- Set task
Take from the listing each line that has the string "Маша".

- Available data
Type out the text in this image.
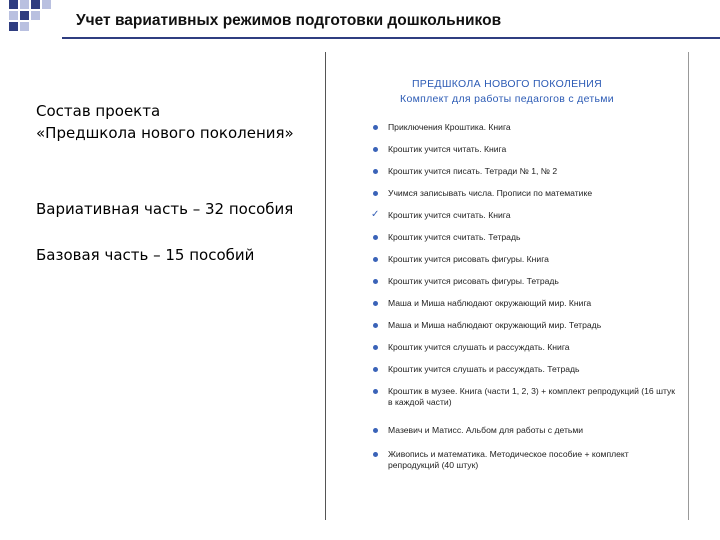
Учет вариативных режимов подготовки дошкольников
Состав проекта
«Предшкола нового поколения»
Вариативная часть – 32 пособия
Базовая часть – 15 пособий
ПРЕДШКОЛА НОВОГО ПОКОЛЕНИЯ
Комплект для работы педагогов с детьми
Приключения Кроштика. Книга
Кроштик учится читать. Книга
Кроштик учится писать. Тетради № 1, № 2
Учимся записывать числа. Прописи по математике
✓ Кроштик учится считать. Книга
Кроштик учится считать. Тетрадь
Кроштик учится рисовать фигуры. Книга
Кроштик учится рисовать фигуры. Тетрадь
Маша и Миша наблюдают окружающий мир. Книга
Маша и Миша наблюдают окружающий мир. Тетрадь
Кроштик учится слушать и рассуждать. Книга
Кроштик учится слушать и рассуждать. Тетрадь
Кроштик в музее. Книга (части 1, 2, 3) + комплект репродукций (16 штук в каждой части)
Мазевич и Матисс. Альбом для работы с детьми
Живопись и математика. Методическое пособие + комплект репродукций (40 штук)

- Response below
Маша и Миша наблюдают окружающий мир. Книга
Маша и Миша наблюдают окружающий мир. Тетрадь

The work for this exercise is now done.